YOUR OBJECTIVE:
Return the complete listing that follows, with each line reproduced exactly.

SUPPLIED MATERIAL:
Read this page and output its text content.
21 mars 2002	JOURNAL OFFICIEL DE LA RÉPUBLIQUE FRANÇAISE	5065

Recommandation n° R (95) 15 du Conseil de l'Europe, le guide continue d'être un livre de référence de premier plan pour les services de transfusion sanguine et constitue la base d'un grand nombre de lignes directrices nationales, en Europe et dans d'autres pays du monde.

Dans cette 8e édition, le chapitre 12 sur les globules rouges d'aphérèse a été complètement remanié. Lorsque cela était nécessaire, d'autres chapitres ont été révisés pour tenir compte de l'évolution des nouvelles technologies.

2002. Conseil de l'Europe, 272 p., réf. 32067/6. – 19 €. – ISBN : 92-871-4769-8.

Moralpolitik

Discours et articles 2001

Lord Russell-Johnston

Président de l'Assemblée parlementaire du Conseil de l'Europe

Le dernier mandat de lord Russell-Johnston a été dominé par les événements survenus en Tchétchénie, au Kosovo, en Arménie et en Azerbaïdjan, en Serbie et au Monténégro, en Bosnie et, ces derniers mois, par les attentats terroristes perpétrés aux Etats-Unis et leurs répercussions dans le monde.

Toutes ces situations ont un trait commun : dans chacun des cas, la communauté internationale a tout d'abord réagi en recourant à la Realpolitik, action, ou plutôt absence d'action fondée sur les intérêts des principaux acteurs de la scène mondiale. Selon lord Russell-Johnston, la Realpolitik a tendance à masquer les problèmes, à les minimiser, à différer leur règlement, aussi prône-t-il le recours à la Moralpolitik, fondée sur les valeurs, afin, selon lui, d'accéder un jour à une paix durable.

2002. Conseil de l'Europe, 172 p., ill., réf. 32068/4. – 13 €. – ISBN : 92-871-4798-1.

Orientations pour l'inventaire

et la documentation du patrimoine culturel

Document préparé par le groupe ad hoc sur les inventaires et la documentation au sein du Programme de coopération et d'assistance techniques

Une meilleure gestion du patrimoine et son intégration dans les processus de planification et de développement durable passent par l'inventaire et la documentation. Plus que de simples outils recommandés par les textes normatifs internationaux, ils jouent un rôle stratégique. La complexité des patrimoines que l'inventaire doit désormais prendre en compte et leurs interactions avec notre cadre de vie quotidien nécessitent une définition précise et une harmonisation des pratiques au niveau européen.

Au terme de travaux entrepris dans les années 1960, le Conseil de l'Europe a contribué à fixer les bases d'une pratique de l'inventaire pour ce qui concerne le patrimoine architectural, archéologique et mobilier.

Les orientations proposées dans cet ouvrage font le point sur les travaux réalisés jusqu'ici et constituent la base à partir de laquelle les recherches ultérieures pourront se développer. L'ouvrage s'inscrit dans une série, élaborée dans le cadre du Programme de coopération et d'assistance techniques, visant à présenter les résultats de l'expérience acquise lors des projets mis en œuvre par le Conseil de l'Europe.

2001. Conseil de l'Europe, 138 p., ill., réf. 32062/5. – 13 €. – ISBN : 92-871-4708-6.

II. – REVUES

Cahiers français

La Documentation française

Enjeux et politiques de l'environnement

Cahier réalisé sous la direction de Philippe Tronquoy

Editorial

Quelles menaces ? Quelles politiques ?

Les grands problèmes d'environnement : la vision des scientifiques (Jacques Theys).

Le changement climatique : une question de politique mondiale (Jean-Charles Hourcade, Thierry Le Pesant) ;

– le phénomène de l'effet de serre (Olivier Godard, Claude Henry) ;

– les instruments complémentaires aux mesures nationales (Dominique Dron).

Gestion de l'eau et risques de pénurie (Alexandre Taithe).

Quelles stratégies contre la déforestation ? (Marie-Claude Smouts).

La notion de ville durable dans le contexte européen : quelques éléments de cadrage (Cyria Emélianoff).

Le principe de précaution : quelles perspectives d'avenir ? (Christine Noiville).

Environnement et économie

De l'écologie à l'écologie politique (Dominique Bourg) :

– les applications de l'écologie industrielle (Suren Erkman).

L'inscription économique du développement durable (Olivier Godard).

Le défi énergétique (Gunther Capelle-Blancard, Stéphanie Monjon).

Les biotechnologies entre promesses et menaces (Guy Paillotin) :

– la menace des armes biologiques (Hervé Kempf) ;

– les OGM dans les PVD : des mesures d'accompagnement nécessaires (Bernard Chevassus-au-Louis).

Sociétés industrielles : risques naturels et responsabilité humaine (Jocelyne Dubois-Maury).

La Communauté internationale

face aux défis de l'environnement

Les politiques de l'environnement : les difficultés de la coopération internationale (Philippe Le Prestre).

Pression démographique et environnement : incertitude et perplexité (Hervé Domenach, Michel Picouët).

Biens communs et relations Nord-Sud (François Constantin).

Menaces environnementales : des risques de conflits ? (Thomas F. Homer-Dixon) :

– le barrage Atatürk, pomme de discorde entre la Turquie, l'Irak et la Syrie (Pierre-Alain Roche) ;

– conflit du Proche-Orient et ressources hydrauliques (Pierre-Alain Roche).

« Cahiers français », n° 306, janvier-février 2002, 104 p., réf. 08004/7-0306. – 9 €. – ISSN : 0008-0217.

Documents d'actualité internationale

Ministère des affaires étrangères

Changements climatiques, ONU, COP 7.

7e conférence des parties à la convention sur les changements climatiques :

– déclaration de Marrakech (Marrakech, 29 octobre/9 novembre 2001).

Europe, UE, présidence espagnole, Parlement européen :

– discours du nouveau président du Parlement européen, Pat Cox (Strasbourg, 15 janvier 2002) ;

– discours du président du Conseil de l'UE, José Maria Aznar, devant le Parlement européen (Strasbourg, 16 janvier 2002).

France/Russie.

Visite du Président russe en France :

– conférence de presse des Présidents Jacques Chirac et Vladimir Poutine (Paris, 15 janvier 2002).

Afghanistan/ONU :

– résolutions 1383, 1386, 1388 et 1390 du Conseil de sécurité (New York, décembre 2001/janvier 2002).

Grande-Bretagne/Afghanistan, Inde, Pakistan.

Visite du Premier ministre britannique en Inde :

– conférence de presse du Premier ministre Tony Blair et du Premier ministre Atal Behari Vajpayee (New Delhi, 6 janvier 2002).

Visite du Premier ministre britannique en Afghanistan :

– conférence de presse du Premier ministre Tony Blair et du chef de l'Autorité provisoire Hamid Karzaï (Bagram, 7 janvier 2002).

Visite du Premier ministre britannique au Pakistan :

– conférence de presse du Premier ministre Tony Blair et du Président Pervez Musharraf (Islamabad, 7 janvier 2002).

THE ANSWER:
Read this page and output its text content.
21 mars 2002	JOURNAL OFFICIEL DE LA RÉPUBLIQUE FRANÇAISE	5065

Recommandation n° R (95) 15 du Conseil de l'Europe, le guide continue d'être un livre de référence de premier plan pour les services de transfusion sanguine et constitue la base d'un grand nombre de lignes directrices nationales, en Europe et dans d'autres pays du monde.

Dans cette 8e édition, le chapitre 12 sur les globules rouges d'aphérèse a été complètement remanié. Lorsque cela était nécessaire, d'autres chapitres ont été révisés pour tenir compte de l'évolution des nouvelles technologies.

2002. Conseil de l'Europe, 272 p., réf. 32067/6. – 19 €. – ISBN : 92-871-4769-8.

Moralpolitik

Discours et articles 2001

Lord Russell-Johnston

Président de l'Assemblée parlementaire du Conseil de l'Europe

Le dernier mandat de lord Russell-Johnston a été dominé par les événements survenus en Tchétchénie, au Kosovo, en Arménie et en Azerbaïdjan, en Serbie et au Monténégro, en Bosnie et, ces derniers mois, par les attentats terroristes perpétrés aux Etats-Unis et leurs répercussions dans le monde.

Toutes ces situations ont un trait commun : dans chacun des cas, la communauté internationale a tout d'abord réagi en recourant à la Realpolitik, action, ou plutôt absence d'action fondée sur les intérêts des principaux acteurs de la scène mondiale. Selon lord Russell-Johnston, la Realpolitik a tendance à masquer les problèmes, à les minimiser, à différer leur règlement, aussi prône-t-il le recours à la Moralpolitik, fondée sur les valeurs, afin, selon lui, d'accéder un jour à une paix durable.

2002. Conseil de l'Europe, 172 p., ill., réf. 32068/4. – 13 €. – ISBN : 92-871-4798-1.

Orientations pour l'inventaire

et la documentation du patrimoine culturel

Document préparé par le groupe ad hoc sur les inventaires et la documentation au sein du Programme de coopération et d'assistance techniques

Une meilleure gestion du patrimoine et son intégration dans les processus de planification et de développement durable passent par l'inventaire et la documentation. Plus que de simples outils recommandés par les textes normatifs internationaux, ils jouent un rôle stratégique. La complexité des patrimoines que l'inventaire doit désormais prendre en compte et leurs interactions avec notre cadre de vie quotidien nécessitent une définition précise et une harmonisation des pratiques au niveau européen.

Au terme de travaux entrepris dans les années 1960, le Conseil de l'Europe a contribué à fixer les bases d'une pratique de l'inventaire pour ce qui concerne le patrimoine architectural, archéologique et mobilier.

Les orientations proposées dans cet ouvrage font le point sur les travaux réalisés jusqu'ici et constituent la base à partir de laquelle les recherches ultérieures pourront se développer. L'ouvrage s'inscrit dans une série, élaborée dans le cadre du Programme de coopération et d'assistance techniques, visant à présenter les résultats de l'expérience acquise lors des projets mis en œuvre par le Conseil de l'Europe.

2001. Conseil de l'Europe, 138 p., ill., réf. 32062/5. – 13 €. – ISBN : 92-871-4708-6.

II. – REVUES

Cahiers français

La Documentation française

Enjeux et politiques de l'environnement

Cahier réalisé sous la direction de Philippe Tronquoy

Editorial

Quelles menaces ? Quelles politiques ?

Les grands problèmes d'environnement : la vision des scientifiques (Jacques Theys).

Le changement climatique : une question de politique mondiale (Jean-Charles Hourcade, Thierry Le Pesant) ;

– le phénomène de l'effet de serre (Olivier Godard, Claude Henry) ;

– les instruments complémentaires aux mesures nationales (Dominique Dron).

Gestion de l'eau et risques de pénurie (Alexandre Taithe).

Quelles stratégies contre la déforestation ? (Marie-Claude Smouts).

La notion de ville durable dans le contexte européen : quelques éléments de cadrage (Cyria Emélianoff).

Le principe de précaution : quelles perspectives d'avenir ? (Christine Noiville).

Environnement et économie

De l'écologie à l'écologie politique (Dominique Bourg) :

– les applications de l'écologie industrielle (Suren Erkman).

L'inscription économique du développement durable (Olivier Godard).

Le défi énergétique (Gunther Capelle-Blancard, Stéphanie Monjon).

Les biotechnologies entre promesses et menaces (Guy Paillotin) :

– la menace des armes biologiques (Hervé Kempf) ;

– les OGM dans les PVD : des mesures d'accompagnement nécessaires (Bernard Chevassus-au-Louis).

Sociétés industrielles : risques naturels et responsabilité humaine (Jocelyne Dubois-Maury).

La Communauté internationale

face aux défis de l'environnement

Les politiques de l'environnement : les difficultés de la coopération internationale (Philippe Le Prestre).

Pression démographique et environnement : incertitude et perplexité (Hervé Domenach, Michel Picouët).

Biens communs et relations Nord-Sud (François Constantin).

Menaces environnementales : des risques de conflits ? (Thomas F. Homer-Dixon) :

– le barrage Atatürk, pomme de discorde entre la Turquie, l'Irak et la Syrie (Pierre-Alain Roche) ;

– conflit du Proche-Orient et ressources hydrauliques (Pierre-Alain Roche).

« Cahiers français », n° 306, janvier-février 2002, 104 p., réf. 08004/7-0306. – 9 €. – ISSN : 0008-0217.

Documents d'actualité internationale

Ministère des affaires étrangères

Changements climatiques, ONU, COP 7.

7e conférence des parties à la convention sur les changements climatiques :

– déclaration de Marrakech (Marrakech, 29 octobre/9 novembre 2001).

Europe, UE, présidence espagnole, Parlement européen :

– discours du nouveau président du Parlement européen, Pat Cox (Strasbourg, 15 janvier 2002) ;

– discours du président du Conseil de l'UE, José Maria Aznar, devant le Parlement européen (Strasbourg, 16 janvier 2002).

France/Russie.

Visite du Président russe en France :

– conférence de presse des Présidents Jacques Chirac et Vladimir Poutine (Paris, 15 janvier 2002).

Afghanistan/ONU :

– résolutions 1383, 1386, 1388 et 1390 du Conseil de sécurité (New York, décembre 2001/janvier 2002).

Grande-Bretagne/Afghanistan, Inde, Pakistan.

Visite du Premier ministre britannique en Inde :

– conférence de presse du Premier ministre Tony Blair et du Premier ministre Atal Behari Vajpayee (New Delhi, 6 janvier 2002).

Visite du Premier ministre britannique en Afghanistan :

– conférence de presse du Premier ministre Tony Blair et du chef de l'Autorité provisoire Hamid Karzaï (Bagram, 7 janvier 2002).

Visite du Premier ministre britannique au Pakistan :

– conférence de presse du Premier ministre Tony Blair et du Président Pervez Musharraf (Islamabad, 7 janvier 2002).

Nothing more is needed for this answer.